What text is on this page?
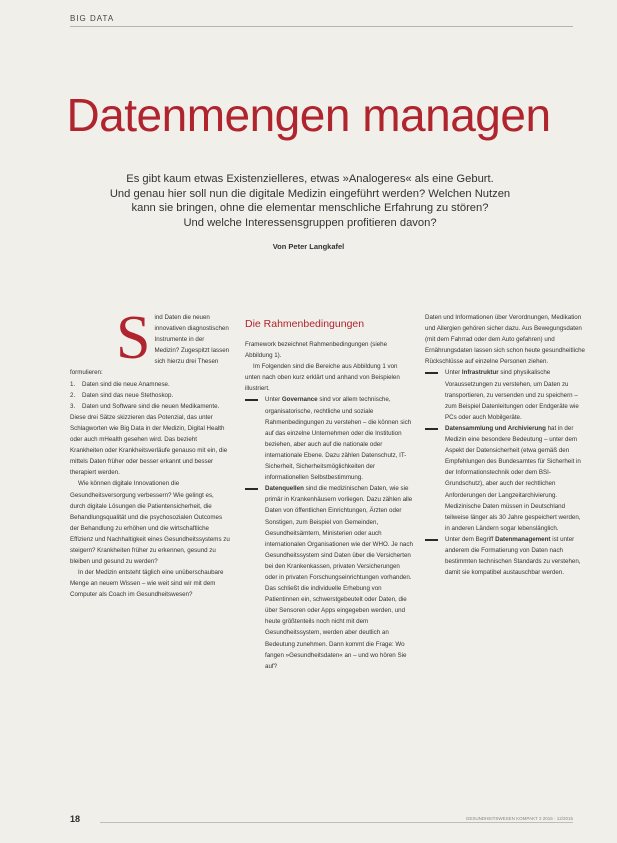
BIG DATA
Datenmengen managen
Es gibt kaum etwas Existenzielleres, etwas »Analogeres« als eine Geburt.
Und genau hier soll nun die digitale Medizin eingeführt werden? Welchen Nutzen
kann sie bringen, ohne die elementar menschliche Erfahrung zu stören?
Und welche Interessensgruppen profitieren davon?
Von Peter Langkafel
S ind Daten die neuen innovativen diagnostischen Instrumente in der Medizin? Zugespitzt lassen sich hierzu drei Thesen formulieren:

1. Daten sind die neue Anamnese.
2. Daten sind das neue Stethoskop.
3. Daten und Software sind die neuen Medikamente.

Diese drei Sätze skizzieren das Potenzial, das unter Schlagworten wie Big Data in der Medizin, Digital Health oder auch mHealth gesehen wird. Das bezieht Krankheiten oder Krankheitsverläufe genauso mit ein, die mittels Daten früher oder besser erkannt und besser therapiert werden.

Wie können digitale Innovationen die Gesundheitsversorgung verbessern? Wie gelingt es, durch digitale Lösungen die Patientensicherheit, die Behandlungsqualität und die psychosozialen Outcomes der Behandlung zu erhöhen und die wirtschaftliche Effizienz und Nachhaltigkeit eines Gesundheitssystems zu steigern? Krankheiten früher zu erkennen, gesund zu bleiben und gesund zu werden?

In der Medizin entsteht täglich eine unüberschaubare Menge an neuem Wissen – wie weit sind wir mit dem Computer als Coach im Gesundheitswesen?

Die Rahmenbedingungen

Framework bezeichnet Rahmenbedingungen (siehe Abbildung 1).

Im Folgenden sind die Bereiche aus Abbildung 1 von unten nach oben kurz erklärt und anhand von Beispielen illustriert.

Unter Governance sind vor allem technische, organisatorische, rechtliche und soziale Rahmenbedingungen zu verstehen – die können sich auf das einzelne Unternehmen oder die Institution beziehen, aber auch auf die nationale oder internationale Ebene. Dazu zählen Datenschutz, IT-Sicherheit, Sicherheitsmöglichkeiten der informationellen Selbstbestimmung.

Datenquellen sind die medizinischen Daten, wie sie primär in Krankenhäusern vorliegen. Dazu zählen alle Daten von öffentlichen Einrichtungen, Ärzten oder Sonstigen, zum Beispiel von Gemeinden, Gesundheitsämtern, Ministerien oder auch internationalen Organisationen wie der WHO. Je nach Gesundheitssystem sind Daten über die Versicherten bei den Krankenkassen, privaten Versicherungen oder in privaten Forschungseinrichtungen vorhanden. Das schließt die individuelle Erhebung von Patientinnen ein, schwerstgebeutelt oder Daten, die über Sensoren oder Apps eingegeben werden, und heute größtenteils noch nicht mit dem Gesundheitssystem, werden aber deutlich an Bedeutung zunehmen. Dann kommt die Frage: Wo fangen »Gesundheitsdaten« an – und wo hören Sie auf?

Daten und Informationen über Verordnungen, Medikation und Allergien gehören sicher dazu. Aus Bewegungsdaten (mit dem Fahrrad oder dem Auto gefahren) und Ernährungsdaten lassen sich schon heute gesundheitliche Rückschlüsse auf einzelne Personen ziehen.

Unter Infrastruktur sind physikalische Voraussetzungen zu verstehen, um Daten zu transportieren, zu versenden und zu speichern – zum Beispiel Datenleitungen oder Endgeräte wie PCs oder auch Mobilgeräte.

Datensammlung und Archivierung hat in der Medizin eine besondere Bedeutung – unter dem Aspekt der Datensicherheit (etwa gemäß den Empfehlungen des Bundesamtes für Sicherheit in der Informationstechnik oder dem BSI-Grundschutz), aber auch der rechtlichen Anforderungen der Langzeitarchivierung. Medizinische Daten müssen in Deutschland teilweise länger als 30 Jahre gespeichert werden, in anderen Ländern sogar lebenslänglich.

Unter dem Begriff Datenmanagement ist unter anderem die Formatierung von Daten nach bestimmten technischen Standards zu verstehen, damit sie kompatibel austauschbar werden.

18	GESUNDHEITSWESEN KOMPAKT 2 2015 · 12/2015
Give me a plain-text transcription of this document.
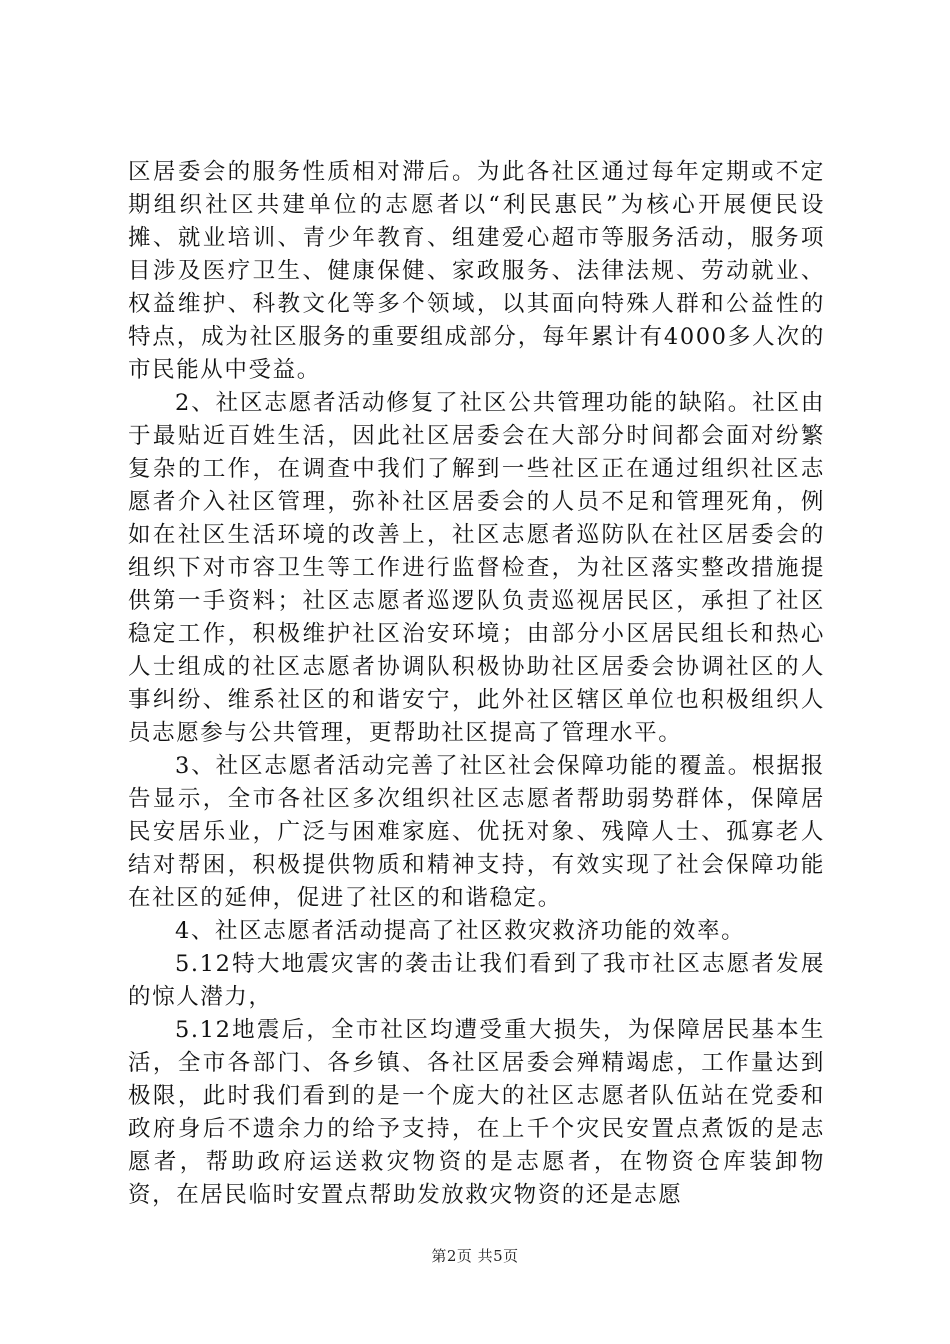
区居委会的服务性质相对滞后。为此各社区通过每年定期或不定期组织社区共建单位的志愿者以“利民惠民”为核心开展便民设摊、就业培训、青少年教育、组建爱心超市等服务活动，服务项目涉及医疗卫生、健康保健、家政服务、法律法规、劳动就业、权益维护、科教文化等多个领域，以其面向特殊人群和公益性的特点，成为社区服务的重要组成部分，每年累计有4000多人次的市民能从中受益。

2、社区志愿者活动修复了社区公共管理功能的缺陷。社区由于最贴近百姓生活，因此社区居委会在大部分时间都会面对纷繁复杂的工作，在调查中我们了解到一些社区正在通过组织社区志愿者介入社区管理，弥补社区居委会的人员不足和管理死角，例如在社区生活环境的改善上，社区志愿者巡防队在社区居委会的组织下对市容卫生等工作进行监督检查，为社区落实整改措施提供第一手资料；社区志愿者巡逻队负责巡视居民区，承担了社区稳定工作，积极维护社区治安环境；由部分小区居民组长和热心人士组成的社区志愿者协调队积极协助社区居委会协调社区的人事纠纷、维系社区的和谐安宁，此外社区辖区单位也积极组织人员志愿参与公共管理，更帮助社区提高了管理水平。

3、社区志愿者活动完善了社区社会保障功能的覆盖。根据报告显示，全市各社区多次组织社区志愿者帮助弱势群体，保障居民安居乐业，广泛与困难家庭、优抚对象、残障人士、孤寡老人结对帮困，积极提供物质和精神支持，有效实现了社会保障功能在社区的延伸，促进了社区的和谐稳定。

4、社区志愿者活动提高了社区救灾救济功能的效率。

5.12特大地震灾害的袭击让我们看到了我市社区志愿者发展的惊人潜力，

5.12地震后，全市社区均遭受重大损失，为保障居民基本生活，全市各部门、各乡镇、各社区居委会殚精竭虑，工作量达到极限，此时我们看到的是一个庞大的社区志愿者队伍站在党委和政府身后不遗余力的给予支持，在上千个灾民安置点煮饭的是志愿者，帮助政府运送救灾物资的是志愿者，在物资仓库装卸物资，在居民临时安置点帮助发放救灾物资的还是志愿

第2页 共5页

━━━

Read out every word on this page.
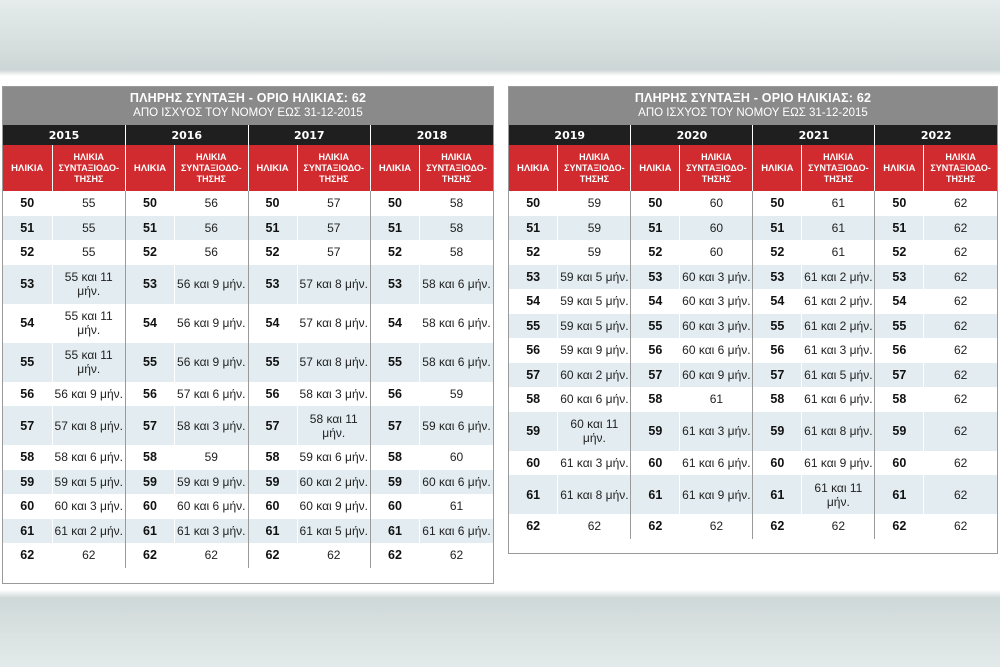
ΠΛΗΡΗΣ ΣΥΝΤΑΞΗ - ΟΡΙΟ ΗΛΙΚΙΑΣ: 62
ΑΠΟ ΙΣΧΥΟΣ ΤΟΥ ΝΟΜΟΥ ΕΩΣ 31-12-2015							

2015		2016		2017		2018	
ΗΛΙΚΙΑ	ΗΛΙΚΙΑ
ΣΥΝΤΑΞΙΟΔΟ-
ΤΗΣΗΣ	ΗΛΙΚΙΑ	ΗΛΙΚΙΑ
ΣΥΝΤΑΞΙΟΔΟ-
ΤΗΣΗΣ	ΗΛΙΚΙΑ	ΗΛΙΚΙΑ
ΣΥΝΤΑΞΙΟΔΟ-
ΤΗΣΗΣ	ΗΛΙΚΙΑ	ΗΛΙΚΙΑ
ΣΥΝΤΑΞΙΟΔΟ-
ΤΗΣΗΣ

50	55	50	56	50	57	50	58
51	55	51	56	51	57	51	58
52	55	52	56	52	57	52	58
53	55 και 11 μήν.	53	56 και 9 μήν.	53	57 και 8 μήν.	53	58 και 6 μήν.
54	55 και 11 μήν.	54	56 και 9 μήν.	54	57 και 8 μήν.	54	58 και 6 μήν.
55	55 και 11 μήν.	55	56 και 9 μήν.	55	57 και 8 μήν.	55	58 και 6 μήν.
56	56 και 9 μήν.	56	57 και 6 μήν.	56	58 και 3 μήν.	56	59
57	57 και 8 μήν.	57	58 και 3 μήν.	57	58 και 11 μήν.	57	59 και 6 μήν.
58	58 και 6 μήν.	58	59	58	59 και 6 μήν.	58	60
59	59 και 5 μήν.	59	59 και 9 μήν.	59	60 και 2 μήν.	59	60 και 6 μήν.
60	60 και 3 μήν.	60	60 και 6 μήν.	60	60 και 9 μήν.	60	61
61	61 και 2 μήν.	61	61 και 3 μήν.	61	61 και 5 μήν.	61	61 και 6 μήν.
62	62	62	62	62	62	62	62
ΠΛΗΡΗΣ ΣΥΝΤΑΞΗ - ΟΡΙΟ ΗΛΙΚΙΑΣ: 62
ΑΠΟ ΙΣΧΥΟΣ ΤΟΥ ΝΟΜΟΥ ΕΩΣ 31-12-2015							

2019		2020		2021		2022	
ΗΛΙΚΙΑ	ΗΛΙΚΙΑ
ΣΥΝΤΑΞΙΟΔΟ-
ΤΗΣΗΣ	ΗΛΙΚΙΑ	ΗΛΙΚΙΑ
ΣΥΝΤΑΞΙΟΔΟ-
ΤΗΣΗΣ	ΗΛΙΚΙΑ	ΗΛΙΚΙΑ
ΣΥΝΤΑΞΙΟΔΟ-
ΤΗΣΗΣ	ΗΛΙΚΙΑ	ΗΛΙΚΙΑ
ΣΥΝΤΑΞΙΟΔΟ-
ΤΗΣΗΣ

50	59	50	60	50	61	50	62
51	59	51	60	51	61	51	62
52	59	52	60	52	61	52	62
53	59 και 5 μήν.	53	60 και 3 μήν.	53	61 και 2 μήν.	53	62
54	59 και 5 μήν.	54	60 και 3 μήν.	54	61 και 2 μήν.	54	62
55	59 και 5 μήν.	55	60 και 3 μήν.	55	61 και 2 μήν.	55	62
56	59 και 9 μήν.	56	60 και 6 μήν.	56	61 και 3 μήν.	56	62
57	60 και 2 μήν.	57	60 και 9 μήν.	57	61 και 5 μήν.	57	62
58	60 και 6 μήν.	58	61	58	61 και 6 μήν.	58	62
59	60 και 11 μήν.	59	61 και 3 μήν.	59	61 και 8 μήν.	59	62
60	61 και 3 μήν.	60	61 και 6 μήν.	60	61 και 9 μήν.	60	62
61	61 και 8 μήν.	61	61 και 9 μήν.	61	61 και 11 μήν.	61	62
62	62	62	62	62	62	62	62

━━━

Search the data above for the string "this" and copy each line that has it.

What text is on this page?
Give me a plain-text transcription of this document.
Read out every word on this page.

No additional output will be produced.